* Begin Excerpt to read *

Time for the second part of the Breakout tutorial. Unfortunately it took longer than expected due to some issues I found while trying to realize the correct movements of the Ball; now it should be sufficiently similar to the original that I feel confident to publish this second part :D

After part 1 we left our Ball bouncing higher and higher on the Paddle, without end; the first thing we will do today is to create a playing field to constrain the Ball’s movements.

Add a New ▶ GameObject and call it “GameArea”; add a New ▶ Graphics ▶ SpriteRenderer and, like we did with the Paddle, set its properties as follows:

• set Rect to [-200, -300, 400, 600]
• set SharedMaterial to Default\Material\SolidWhite (grab it from the Project View)
• the ColorTint can be left white (RGB 255, 255, 255)

Next, we need to add a New ▶ Physics ▶ RigidBody so that it will be able to keep our Ball inside it.
To do it, we will create an upside-down ‘U’-shaped RigidBody around the sprite; this way, the white area becomes the play area and the “blackness” around it, is an impenetrable wall. So go to the RigidBody Editor and remove the circle: since RigidBodiesShapes cannot be concave, we will have to add 3 rectangles around the perimeter, as displayed in the picture below. Again, it’s not important to place the vertices in the exact places at start; what’s important is that the left, top and right sides are covered.

If you want to check, I used the following vertices:

• [-200, 300], [-210, 300], [-210, -310], [-200, -310]
• [-200, -310], [200, -310], [200, -300], [-200, -200]
• [200, -310], [200, 300], [210, 310], [210, -310]

Finally, set AngularDamping, Friction and LinearDamping to 0, Restitution to 1 and the BodyType to Static, click Play, and we are back to our Ball bouncing, with the difference that now, now sooner or later, it will hit the top of the GameArea and will bounce back to us.

For the next point, we will add some manner of control to our Paddle; so let’s go back to your IDE and add a new class, calling it “InputController”.
We have two choices to respond to key presses: one is to attach to OpenTK’s events, the other is to test the keys we are interested in during the update phase; for this tutorial, we will use the latter. Make the newly generated class derive from Component and explicitly implement ICmpUpdatable; this time though, instead of accessing our Paddle GameObject by name, as we did for the Ball’s collision handler, we will add a reference to the Paddle ’s GameObject directly inside the code: this is to avoid to have to call a Scene.FindGameObject function every time we need to move the Paddle. For the Ball’s collision management it was acceptable to test the name of the GameObject that triggered the collision, since in the event’s handler arguments we were already being passed the GameObject colliding itself.

* End Excerpt to read *

> **Task objective**
Please pick up the Breakout tutorial right after its last sentence and carry it on. The records are separate material, apart from the Breakout tutorial.

* Begin Data lines *

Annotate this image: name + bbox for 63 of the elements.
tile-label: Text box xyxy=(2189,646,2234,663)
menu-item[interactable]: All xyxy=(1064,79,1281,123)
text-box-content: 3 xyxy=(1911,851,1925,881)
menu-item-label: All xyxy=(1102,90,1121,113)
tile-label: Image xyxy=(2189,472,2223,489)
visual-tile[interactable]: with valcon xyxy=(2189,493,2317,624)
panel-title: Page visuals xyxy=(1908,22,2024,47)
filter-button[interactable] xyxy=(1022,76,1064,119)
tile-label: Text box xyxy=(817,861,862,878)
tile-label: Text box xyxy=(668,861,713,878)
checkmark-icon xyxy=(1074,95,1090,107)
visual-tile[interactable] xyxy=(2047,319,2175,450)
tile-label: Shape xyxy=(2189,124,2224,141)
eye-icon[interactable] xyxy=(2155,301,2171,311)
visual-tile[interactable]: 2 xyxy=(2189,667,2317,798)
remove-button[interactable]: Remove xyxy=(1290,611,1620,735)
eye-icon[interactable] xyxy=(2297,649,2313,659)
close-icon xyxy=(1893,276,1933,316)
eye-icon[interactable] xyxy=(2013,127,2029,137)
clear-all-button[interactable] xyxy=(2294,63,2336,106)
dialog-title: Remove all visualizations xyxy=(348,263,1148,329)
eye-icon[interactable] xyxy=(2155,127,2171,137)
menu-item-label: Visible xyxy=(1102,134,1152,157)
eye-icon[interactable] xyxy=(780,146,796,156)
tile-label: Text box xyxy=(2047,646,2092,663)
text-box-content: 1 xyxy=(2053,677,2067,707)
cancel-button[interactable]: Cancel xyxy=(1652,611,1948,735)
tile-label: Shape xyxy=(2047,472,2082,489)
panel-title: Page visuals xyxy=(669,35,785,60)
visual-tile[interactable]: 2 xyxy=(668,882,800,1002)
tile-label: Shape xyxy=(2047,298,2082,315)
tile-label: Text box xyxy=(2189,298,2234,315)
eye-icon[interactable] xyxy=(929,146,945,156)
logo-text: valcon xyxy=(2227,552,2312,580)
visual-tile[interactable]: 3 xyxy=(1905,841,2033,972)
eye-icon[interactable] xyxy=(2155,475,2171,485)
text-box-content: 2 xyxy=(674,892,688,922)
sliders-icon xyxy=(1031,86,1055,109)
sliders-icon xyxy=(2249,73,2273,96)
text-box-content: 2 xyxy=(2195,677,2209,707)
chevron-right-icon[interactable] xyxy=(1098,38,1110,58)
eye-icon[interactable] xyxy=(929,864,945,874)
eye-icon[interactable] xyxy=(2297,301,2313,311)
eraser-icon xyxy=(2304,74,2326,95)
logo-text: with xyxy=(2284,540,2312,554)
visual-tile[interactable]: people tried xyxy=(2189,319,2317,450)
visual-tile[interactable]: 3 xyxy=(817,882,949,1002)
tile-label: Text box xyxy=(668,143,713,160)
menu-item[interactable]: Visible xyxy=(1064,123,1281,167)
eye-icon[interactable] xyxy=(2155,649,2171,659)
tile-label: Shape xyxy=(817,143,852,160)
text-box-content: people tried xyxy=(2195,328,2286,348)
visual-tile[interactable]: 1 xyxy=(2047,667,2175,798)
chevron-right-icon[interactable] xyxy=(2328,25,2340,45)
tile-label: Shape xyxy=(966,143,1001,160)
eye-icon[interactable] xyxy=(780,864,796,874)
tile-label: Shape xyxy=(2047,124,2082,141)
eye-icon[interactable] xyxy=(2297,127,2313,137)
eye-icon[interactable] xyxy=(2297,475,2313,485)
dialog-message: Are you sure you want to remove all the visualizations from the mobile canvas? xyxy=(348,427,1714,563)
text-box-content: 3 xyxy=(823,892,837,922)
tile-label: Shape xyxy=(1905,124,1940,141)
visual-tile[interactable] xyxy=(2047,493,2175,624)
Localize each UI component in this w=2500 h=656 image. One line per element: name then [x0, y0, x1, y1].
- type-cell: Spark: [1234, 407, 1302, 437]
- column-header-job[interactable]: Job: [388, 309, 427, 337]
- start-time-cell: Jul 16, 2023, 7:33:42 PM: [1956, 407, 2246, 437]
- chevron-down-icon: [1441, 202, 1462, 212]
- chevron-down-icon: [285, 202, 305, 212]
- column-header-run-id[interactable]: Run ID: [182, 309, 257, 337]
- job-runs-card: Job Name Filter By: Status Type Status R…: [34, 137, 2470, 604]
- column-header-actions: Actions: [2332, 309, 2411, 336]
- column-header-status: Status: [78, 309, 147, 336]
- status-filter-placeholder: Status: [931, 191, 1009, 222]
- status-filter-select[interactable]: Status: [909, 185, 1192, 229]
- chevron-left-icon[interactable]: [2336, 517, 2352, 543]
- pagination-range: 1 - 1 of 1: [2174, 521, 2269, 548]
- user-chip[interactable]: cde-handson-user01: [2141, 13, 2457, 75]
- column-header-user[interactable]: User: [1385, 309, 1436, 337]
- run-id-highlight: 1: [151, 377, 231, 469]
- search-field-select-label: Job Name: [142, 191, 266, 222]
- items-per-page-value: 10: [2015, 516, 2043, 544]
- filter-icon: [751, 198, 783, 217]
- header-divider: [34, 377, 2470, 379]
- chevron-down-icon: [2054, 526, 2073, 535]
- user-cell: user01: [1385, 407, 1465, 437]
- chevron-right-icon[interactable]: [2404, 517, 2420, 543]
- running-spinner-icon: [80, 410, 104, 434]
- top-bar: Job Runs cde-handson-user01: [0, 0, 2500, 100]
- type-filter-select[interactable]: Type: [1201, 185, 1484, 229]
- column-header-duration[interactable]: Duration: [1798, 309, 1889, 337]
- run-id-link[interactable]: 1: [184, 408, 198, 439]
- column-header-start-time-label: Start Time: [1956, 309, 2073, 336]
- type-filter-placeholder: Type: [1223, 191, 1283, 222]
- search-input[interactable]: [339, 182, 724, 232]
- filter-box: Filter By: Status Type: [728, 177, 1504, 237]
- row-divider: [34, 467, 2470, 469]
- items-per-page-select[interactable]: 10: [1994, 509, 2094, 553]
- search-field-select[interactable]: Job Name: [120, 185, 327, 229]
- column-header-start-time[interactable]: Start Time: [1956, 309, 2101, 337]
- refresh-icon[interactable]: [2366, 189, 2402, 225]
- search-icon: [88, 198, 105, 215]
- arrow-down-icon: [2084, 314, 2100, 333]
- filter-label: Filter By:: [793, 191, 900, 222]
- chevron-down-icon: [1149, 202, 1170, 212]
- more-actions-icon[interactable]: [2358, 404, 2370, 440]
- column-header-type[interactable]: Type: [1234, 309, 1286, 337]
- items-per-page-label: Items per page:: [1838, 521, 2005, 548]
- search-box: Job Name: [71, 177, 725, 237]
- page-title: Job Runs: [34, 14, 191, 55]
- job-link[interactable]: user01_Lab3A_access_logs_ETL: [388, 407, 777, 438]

* End Data lines *

> **Final result**
In addition to the Paddle GameObject, we will also need to define some other properties: another GameObject, this time for holding a reference to the Ball, and two floats: one for the PaddleSpeed, and the other for the InitialSpeed of our Ball (you will see why later).

Now we have to edit the ICmpUpdatable.OnUpdate method in order to perform the following:

• pressing the Left arrow key, we will move the Paddle to the left
• pressing the Right arrow key, we will move the Paddle to the right (duh)
• pressing Space will launch the Ball and start the game

The last point is necessary because from now on the Ball will not be moving at the start but wait the player’s command; in addition, the Ball will not be subject anymore to gravity but continue moving on its current direction until something is hit.
The function to test if a key is currently pressed is DualityApp.Keyboard.KeyPressed(OpenTK.Input.Key)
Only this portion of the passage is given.